- Exercise objective -
Below is a listing to write out in full, exactly as given, without its pictures.

- Source records -

---

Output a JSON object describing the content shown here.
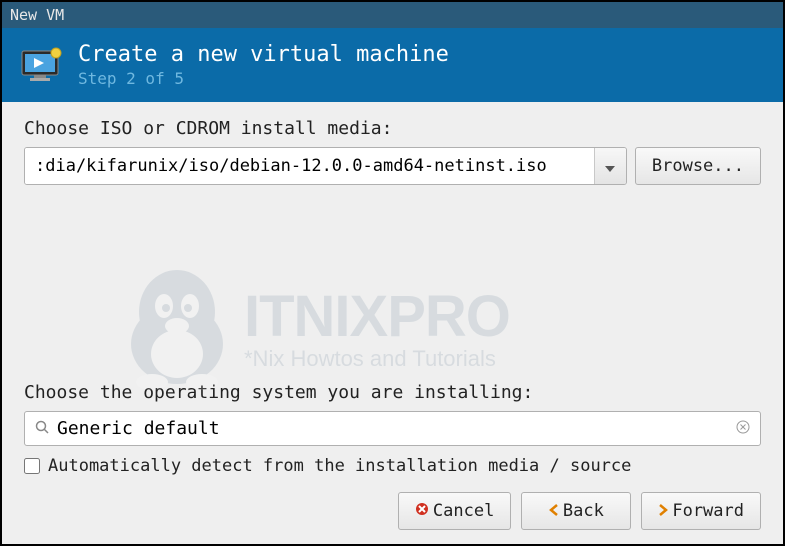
{
  "window": {
    "title": "New VM"
  },
  "header": {
    "title": "Create a new virtual machine",
    "step": "Step 2 of 5"
  },
  "iso": {
    "label": "Choose ISO or CDROM install media:",
    "path": ":dia/kifarunix/iso/debian-12.0.0-amd64-netinst.iso",
    "browse": "Browse..."
  },
  "watermark": {
    "title": "ITNIXPRO",
    "sub": "*Nix Howtos and Tutorials"
  },
  "os": {
    "label": "Choose the operating system you are installing:",
    "value": "Generic default",
    "autodetect_label": "Automatically detect from the installation media / source",
    "autodetect_checked": false
  },
  "footer": {
    "cancel": "Cancel",
    "back": "Back",
    "forward": "Forward"
  }
}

---

- Task solution -
Output a JSON object describing the content shown here.
{
  "window": {
    "title": "New VM"
  },
  "header": {
    "title": "Create a new virtual machine",
    "step": "Step 2 of 5"
  },
  "iso": {
    "label": "Choose ISO or CDROM install media:",
    "path": ":dia/kifarunix/iso/debian-12.0.0-amd64-netinst.iso",
    "browse": "Browse..."
  },
  "watermark": {
    "title": "ITNIXPRO",
    "sub": "*Nix Howtos and Tutorials"
  },
  "os": {
    "label": "Choose the operating system you are installing:",
    "value": "Generic default",
    "autodetect_label": "Automatically detect from the installation media / source",
    "autodetect_checked": false
  },
  "footer": {
    "cancel": "Cancel",
    "back": "Back",
    "forward": "Forward"
  }
}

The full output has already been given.